WHAT THE EXERCISE ASKS —
Output the entries that follow, word for word.

SOURCE DATA —

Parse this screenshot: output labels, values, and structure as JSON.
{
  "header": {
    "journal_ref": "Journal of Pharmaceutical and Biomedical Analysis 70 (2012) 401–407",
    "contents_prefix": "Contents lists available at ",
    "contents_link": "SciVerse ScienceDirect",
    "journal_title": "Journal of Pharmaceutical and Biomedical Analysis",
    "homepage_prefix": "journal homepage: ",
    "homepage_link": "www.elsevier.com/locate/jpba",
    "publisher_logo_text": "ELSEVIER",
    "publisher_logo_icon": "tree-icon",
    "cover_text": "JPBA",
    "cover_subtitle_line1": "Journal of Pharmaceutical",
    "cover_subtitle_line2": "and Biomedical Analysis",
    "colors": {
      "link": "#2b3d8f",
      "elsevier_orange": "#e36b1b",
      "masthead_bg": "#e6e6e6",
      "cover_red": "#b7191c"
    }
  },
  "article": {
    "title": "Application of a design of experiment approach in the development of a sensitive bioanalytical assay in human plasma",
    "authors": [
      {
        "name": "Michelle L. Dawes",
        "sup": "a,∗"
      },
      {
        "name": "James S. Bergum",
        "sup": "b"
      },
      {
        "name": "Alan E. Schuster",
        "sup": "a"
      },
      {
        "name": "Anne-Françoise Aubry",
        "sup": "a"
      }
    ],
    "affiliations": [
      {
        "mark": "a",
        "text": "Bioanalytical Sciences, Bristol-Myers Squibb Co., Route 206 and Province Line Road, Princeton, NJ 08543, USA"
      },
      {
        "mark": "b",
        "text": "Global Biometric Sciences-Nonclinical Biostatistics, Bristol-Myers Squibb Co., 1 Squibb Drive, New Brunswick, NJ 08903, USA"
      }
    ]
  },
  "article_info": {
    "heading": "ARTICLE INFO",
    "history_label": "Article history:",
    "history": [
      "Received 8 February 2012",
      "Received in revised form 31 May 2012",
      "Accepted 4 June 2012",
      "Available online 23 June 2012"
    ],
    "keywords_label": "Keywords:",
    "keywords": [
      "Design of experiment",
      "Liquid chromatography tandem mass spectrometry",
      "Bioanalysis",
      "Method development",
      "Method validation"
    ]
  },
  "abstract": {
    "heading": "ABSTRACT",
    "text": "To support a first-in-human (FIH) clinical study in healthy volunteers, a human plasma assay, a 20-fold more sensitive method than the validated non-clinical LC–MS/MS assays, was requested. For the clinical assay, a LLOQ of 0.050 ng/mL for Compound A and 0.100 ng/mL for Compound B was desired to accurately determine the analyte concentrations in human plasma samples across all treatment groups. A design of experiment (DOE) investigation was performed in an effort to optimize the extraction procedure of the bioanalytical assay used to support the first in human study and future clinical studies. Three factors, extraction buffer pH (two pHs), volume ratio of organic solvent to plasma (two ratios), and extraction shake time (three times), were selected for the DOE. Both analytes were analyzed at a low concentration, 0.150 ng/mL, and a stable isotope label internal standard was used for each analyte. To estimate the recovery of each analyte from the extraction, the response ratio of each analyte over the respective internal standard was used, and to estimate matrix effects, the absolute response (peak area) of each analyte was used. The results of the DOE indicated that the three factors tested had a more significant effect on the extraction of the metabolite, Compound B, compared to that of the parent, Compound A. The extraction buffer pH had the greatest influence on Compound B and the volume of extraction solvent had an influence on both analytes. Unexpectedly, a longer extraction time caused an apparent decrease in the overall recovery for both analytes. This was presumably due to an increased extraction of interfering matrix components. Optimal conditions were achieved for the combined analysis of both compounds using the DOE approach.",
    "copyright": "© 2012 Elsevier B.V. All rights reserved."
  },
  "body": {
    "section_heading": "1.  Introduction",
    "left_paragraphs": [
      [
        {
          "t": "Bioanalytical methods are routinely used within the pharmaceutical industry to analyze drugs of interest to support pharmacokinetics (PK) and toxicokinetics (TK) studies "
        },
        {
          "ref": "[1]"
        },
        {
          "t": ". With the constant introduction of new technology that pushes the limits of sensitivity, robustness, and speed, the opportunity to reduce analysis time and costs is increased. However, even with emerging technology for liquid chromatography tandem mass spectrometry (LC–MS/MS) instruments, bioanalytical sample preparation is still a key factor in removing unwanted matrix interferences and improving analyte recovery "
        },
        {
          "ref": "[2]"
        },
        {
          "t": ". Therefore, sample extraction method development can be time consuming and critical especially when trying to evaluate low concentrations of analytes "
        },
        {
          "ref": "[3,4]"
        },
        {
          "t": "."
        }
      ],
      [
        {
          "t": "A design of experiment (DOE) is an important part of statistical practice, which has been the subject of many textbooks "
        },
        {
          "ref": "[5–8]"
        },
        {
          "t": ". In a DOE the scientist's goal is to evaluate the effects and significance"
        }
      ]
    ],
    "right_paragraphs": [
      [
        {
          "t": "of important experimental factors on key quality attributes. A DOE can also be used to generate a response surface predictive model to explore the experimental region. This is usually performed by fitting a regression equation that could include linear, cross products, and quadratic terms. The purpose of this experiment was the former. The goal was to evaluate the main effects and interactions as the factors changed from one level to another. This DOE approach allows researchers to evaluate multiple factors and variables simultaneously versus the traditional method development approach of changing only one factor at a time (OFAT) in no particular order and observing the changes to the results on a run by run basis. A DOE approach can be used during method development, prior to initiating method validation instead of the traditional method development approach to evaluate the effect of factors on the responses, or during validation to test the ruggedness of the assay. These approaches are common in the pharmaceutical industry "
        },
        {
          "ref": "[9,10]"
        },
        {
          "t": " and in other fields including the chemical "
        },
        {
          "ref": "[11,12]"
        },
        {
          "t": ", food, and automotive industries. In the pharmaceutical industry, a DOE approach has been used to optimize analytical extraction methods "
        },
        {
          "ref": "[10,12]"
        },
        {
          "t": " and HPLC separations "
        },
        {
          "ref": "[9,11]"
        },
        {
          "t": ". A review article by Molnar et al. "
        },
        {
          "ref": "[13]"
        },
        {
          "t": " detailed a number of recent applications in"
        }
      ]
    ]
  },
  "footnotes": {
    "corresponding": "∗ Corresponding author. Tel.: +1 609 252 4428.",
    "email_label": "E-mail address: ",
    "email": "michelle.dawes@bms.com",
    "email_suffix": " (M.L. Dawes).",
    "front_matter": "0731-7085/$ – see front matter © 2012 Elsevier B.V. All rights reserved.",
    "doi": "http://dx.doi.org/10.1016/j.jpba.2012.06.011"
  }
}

RESPONSE FOR THIS EXERCISE —
Parse this screenshot: output labels, values, and structure as JSON.
{
  "header": {
    "journal_ref": "Journal of Pharmaceutical and Biomedical Analysis 70 (2012) 401–407",
    "contents_prefix": "Contents lists available at ",
    "contents_link": "SciVerse ScienceDirect",
    "journal_title": "Journal of Pharmaceutical and Biomedical Analysis",
    "homepage_prefix": "journal homepage: ",
    "homepage_link": "www.elsevier.com/locate/jpba",
    "publisher_logo_text": "ELSEVIER",
    "publisher_logo_icon": "tree-icon",
    "cover_text": "JPBA",
    "cover_subtitle_line1": "Journal of Pharmaceutical",
    "cover_subtitle_line2": "and Biomedical Analysis",
    "colors": {
      "link": "#2b3d8f",
      "elsevier_orange": "#e36b1b",
      "masthead_bg": "#e6e6e6",
      "cover_red": "#b7191c"
    }
  },
  "article": {
    "title": "Application of a design of experiment approach in the development of a sensitive bioanalytical assay in human plasma",
    "authors": [
      {
        "name": "Michelle L. Dawes",
        "sup": "a,∗"
      },
      {
        "name": "James S. Bergum",
        "sup": "b"
      },
      {
        "name": "Alan E. Schuster",
        "sup": "a"
      },
      {
        "name": "Anne-Françoise Aubry",
        "sup": "a"
      }
    ],
    "affiliations": [
      {
        "mark": "a",
        "text": "Bioanalytical Sciences, Bristol-Myers Squibb Co., Route 206 and Province Line Road, Princeton, NJ 08543, USA"
      },
      {
        "mark": "b",
        "text": "Global Biometric Sciences-Nonclinical Biostatistics, Bristol-Myers Squibb Co., 1 Squibb Drive, New Brunswick, NJ 08903, USA"
      }
    ]
  },
  "article_info": {
    "heading": "ARTICLE INFO",
    "history_label": "Article history:",
    "history": [
      "Received 8 February 2012",
      "Received in revised form 31 May 2012",
      "Accepted 4 June 2012",
      "Available online 23 June 2012"
    ],
    "keywords_label": "Keywords:",
    "keywords": [
      "Design of experiment",
      "Liquid chromatography tandem mass spectrometry",
      "Bioanalysis",
      "Method development",
      "Method validation"
    ]
  },
  "abstract": {
    "heading": "ABSTRACT",
    "text": "To support a first-in-human (FIH) clinical study in healthy volunteers, a human plasma assay, a 20-fold more sensitive method than the validated non-clinical LC–MS/MS assays, was requested. For the clinical assay, a LLOQ of 0.050 ng/mL for Compound A and 0.100 ng/mL for Compound B was desired to accurately determine the analyte concentrations in human plasma samples across all treatment groups. A design of experiment (DOE) investigation was performed in an effort to optimize the extraction procedure of the bioanalytical assay used to support the first in human study and future clinical studies. Three factors, extraction buffer pH (two pHs), volume ratio of organic solvent to plasma (two ratios), and extraction shake time (three times), were selected for the DOE. Both analytes were analyzed at a low concentration, 0.150 ng/mL, and a stable isotope label internal standard was used for each analyte. To estimate the recovery of each analyte from the extraction, the response ratio of each analyte over the respective internal standard was used, and to estimate matrix effects, the absolute response (peak area) of each analyte was used. The results of the DOE indicated that the three factors tested had a more significant effect on the extraction of the metabolite, Compound B, compared to that of the parent, Compound A. The extraction buffer pH had the greatest influence on Compound B and the volume of extraction solvent had an influence on both analytes. Unexpectedly, a longer extraction time caused an apparent decrease in the overall recovery for both analytes. This was presumably due to an increased extraction of interfering matrix components. Optimal conditions were achieved for the combined analysis of both compounds using the DOE approach.",
    "copyright": "© 2012 Elsevier B.V. All rights reserved."
  },
  "body": {
    "section_heading": "1.  Introduction",
    "left_paragraphs": [
      [
        {
          "t": "Bioanalytical methods are routinely used within the pharmaceutical industry to analyze drugs of interest to support pharmacokinetics (PK) and toxicokinetics (TK) studies "
        },
        {
          "ref": "[1]"
        },
        {
          "t": ". With the constant introduction of new technology that pushes the limits of sensitivity, robustness, and speed, the opportunity to reduce analysis time and costs is increased. However, even with emerging technology for liquid chromatography tandem mass spectrometry (LC–MS/MS) instruments, bioanalytical sample preparation is still a key factor in removing unwanted matrix interferences and improving analyte recovery "
        },
        {
          "ref": "[2]"
        },
        {
          "t": ". Therefore, sample extraction method development can be time consuming and critical especially when trying to evaluate low concentrations of analytes "
        },
        {
          "ref": "[3,4]"
        },
        {
          "t": "."
        }
      ],
      [
        {
          "t": "A design of experiment (DOE) is an important part of statistical practice, which has been the subject of many textbooks "
        },
        {
          "ref": "[5–8]"
        },
        {
          "t": ". In a DOE the scientist's goal is to evaluate the effects and significance"
        }
      ]
    ],
    "right_paragraphs": [
      [
        {
          "t": "of important experimental factors on key quality attributes. A DOE can also be used to generate a response surface predictive model to explore the experimental region. This is usually performed by fitting a regression equation that could include linear, cross products, and quadratic terms. The purpose of this experiment was the former. The goal was to evaluate the main effects and interactions as the factors changed from one level to another. This DOE approach allows researchers to evaluate multiple factors and variables simultaneously versus the traditional method development approach of changing only one factor at a time (OFAT) in no particular order and observing the changes to the results on a run by run basis. A DOE approach can be used during method development, prior to initiating method validation instead of the traditional method development approach to evaluate the effect of factors on the responses, or during validation to test the ruggedness of the assay. These approaches are common in the pharmaceutical industry "
        },
        {
          "ref": "[9,10]"
        },
        {
          "t": " and in other fields including the chemical "
        },
        {
          "ref": "[11,12]"
        },
        {
          "t": ", food, and automotive industries. In the pharmaceutical industry, a DOE approach has been used to optimize analytical extraction methods "
        },
        {
          "ref": "[10,12]"
        },
        {
          "t": " and HPLC separations "
        },
        {
          "ref": "[9,11]"
        },
        {
          "t": ". A review article by Molnar et al. "
        },
        {
          "ref": "[13]"
        },
        {
          "t": " detailed a number of recent applications in"
        }
      ]
    ]
  },
  "footnotes": {
    "corresponding": "∗ Corresponding author. Tel.: +1 609 252 4428.",
    "email_label": "E-mail address: ",
    "email": "michelle.dawes@bms.com",
    "email_suffix": " (M.L. Dawes).",
    "front_matter": "0731-7085/$ – see front matter © 2012 Elsevier B.V. All rights reserved.",
    "doi": "http://dx.doi.org/10.1016/j.jpba.2012.06.011"
  }
}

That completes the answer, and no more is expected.